Vielight Neuro 3 is the world’s best brain photobiomodulation device. Our patented transcranial-intranasal technology offers an unparalleled advantage for reaching both the ventral and cortical layers of the brain. The Vielight Neuro is available in three models: the Alpha, the Gamma, and the Duo. It is a next-generation brain stimulation device based on the science of photobiomodulation (PBM). It delivers an 810 nm near infrared (NIR) energy via four transcranial LED modules and a nasal applicator. The headset’s transcranial LED modules target the hubs of the brain’s default mode network (DMN), which often represent the overall health of the brain.
How does photobiomodulation affect inflammation, pain, and tissue healing?
Reative oxygen species play a central role in the progression of inflammation. During inflammatory conditions, ROS production causes an increase in the migration of inflammatory cells to the damaged tissue. Furthermore, polymorphonuclear neutrophils (PMNs) increase ROS production at the location of inflammation. In turn, this causes dysfunction within endothelial cells and additional tissue injury.

Document layout detection data:
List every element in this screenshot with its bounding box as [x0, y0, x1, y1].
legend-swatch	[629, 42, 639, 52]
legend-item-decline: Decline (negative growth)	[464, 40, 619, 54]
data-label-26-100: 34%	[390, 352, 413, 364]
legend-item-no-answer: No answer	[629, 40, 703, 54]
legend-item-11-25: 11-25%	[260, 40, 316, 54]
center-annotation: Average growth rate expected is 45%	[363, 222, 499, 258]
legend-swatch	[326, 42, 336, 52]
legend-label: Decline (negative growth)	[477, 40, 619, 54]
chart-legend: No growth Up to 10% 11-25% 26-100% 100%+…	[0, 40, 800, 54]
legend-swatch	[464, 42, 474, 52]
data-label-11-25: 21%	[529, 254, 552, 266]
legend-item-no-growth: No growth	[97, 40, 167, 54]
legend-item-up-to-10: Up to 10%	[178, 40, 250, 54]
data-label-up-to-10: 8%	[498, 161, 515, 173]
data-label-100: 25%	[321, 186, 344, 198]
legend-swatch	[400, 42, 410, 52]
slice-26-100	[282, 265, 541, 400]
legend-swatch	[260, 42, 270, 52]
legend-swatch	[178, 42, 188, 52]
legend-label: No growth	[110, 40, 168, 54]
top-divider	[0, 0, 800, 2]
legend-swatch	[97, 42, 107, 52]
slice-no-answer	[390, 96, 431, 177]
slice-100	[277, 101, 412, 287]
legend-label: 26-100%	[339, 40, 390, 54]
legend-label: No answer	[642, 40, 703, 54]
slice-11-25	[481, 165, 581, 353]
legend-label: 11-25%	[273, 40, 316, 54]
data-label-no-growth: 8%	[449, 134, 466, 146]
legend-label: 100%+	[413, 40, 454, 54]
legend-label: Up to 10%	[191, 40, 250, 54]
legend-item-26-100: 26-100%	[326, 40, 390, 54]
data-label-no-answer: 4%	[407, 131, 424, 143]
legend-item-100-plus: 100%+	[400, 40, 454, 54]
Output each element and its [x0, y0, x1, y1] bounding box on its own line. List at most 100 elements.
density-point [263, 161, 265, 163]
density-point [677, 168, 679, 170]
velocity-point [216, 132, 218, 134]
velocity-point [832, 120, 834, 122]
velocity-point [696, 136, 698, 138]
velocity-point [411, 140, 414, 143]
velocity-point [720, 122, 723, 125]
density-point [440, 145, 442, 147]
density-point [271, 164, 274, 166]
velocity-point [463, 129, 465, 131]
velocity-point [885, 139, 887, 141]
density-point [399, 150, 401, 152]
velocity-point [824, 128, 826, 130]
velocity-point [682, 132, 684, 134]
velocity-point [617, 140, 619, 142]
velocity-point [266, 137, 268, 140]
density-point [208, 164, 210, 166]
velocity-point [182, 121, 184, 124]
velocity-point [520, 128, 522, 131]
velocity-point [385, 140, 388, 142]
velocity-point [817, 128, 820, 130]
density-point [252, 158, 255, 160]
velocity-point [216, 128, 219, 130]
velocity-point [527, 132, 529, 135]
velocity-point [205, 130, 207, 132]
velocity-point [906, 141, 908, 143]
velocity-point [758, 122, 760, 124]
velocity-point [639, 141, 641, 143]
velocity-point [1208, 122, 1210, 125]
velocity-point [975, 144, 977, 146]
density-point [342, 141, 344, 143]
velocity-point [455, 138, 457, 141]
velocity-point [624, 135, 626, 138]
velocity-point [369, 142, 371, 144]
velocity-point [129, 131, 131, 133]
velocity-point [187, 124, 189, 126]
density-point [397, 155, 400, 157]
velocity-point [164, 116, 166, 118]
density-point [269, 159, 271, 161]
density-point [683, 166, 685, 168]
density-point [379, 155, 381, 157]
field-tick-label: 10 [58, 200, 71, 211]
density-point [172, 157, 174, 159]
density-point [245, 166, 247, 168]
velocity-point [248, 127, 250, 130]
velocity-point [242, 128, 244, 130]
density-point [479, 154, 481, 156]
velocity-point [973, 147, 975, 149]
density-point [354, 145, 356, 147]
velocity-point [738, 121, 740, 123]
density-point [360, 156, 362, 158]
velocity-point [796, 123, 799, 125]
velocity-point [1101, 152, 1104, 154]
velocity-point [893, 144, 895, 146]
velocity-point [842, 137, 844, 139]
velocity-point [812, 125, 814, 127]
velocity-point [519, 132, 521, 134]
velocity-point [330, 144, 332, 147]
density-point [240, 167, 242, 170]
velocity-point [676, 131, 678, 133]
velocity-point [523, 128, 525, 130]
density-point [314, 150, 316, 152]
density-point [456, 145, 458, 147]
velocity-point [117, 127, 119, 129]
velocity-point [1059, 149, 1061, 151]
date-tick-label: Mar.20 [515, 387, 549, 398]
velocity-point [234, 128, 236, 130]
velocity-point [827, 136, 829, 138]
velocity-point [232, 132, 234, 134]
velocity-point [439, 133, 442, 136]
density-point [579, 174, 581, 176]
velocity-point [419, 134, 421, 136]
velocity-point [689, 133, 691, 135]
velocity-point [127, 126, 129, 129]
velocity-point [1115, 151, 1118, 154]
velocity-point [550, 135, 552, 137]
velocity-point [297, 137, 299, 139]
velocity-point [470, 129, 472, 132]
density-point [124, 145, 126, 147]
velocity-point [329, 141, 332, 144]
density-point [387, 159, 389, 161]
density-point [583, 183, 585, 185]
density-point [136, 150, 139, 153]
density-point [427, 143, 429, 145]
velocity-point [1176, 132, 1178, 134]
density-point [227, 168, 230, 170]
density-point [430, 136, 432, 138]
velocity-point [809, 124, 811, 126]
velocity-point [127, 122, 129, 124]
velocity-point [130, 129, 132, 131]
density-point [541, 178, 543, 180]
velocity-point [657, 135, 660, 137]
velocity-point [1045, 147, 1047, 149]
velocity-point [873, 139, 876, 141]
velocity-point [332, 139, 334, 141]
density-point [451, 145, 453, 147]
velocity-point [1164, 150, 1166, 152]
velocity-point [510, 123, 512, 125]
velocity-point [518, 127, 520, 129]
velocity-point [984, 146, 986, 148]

▶ Exercise aim:
Please extend the page about the Vielight Neuro and photobiomodulation, starting right after its last sentence. These rows were taken from a different source than the text.

▶ Result for this task:
The migration of inflammatory cells results in more injury in inflamed tissue, as well as pain, delaying the healing process (Mittal et al., 2014). PBM (with light using wavelengths greater than 500 nm) increases the production of ROS in normal cells (Chen et al.). Thus, it reduces markers of oxidative stress in stressed and damaged cells (de Freitas & Hamblin, 2016), demonstrating that photobiomodulation promotes faster healing.
Furthermore, PBM can suppress inflammation by reduction in PGE2- levels and inhibition of cyclooxygenase-2 (COX-2) in cells (Bjordal et al., 2003). Cyclooxygenase-2 is an enzyme responsible for inflammation and pain. Therefore, the appropriate dose of PBM directed to the injured tissue could positively control pain, reduce inflammation, and expedite healing.
Although the pain control mechanisms of PBM are not yet clearly understood, several theories have been proposed. The regulation of pain (Melzack & Wall, 1965), modulation of inflammation, upregulation of β-endorphin production (Laakso et al., 1994), direct inhibition of neural activity (Snyder-Mackler & Bork, 1988), and acceleration of healing are all mechanisms by which PBM is thought to control pain.